**Problem statement**
Show every line where "design" occurs.

+++++

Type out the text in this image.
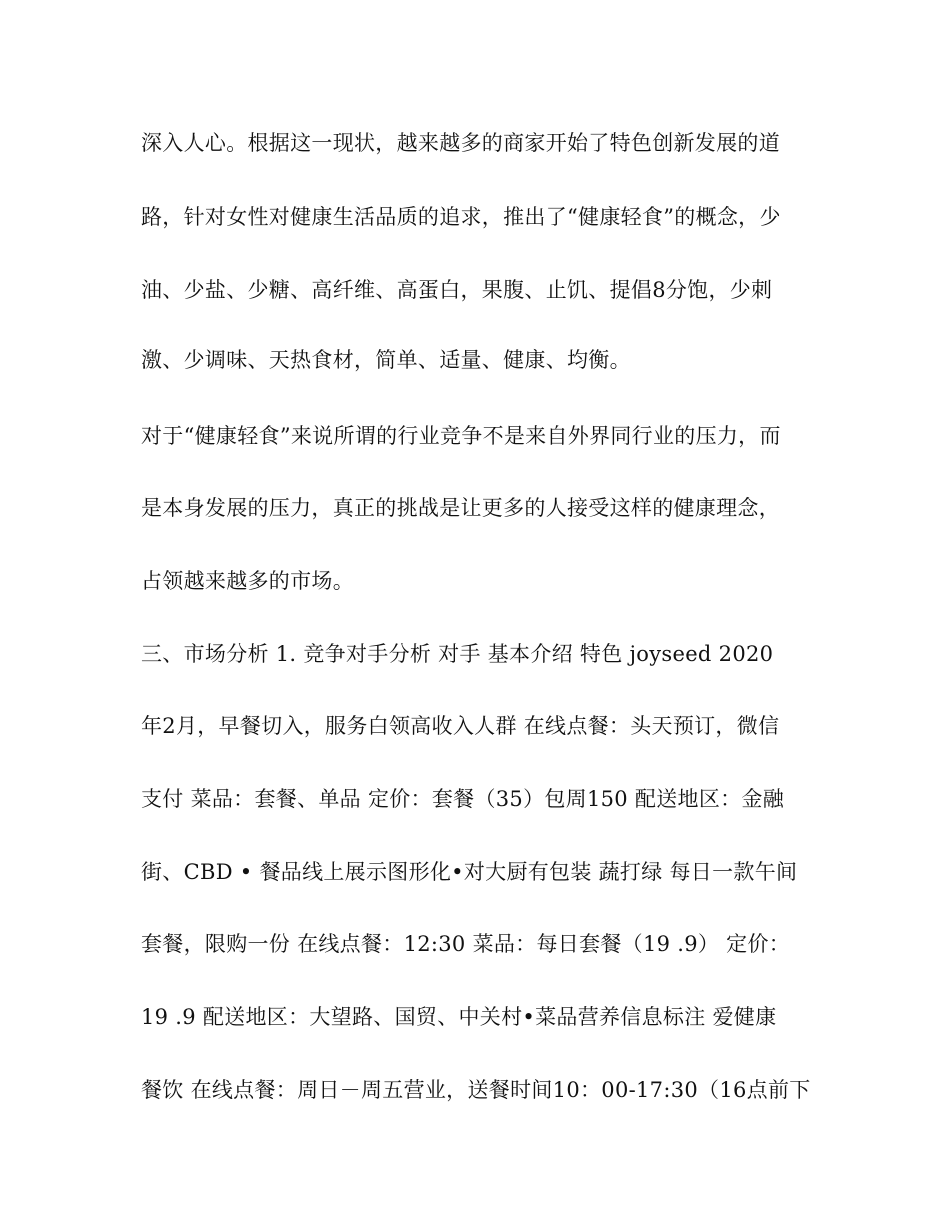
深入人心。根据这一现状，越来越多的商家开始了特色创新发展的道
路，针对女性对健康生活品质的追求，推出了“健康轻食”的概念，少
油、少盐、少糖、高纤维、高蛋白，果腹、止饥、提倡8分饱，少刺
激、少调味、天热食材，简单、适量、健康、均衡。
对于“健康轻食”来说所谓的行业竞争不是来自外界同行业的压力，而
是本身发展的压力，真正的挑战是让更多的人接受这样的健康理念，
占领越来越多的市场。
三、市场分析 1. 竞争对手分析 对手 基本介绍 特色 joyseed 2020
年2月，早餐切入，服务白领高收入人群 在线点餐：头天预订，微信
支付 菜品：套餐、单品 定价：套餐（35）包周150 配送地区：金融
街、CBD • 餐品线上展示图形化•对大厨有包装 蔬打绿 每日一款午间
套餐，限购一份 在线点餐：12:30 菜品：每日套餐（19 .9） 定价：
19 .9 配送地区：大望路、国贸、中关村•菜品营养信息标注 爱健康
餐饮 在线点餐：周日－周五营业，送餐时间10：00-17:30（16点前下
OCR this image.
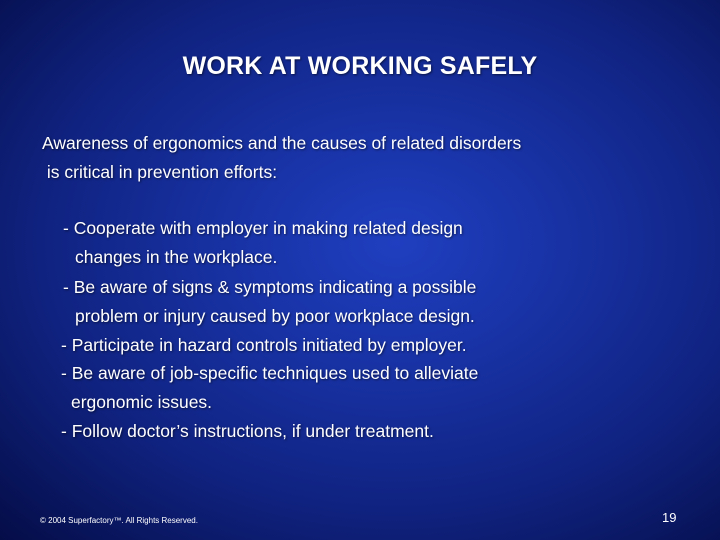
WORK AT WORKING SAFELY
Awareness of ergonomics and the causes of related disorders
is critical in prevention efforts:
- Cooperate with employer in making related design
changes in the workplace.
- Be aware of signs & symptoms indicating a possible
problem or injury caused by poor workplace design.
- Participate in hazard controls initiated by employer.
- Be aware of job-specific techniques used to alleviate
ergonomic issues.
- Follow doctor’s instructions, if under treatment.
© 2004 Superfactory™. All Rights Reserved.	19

+++++

**Answer to the exercise**
- Cooperate with employer in making related design
problem or injury caused by poor workplace design.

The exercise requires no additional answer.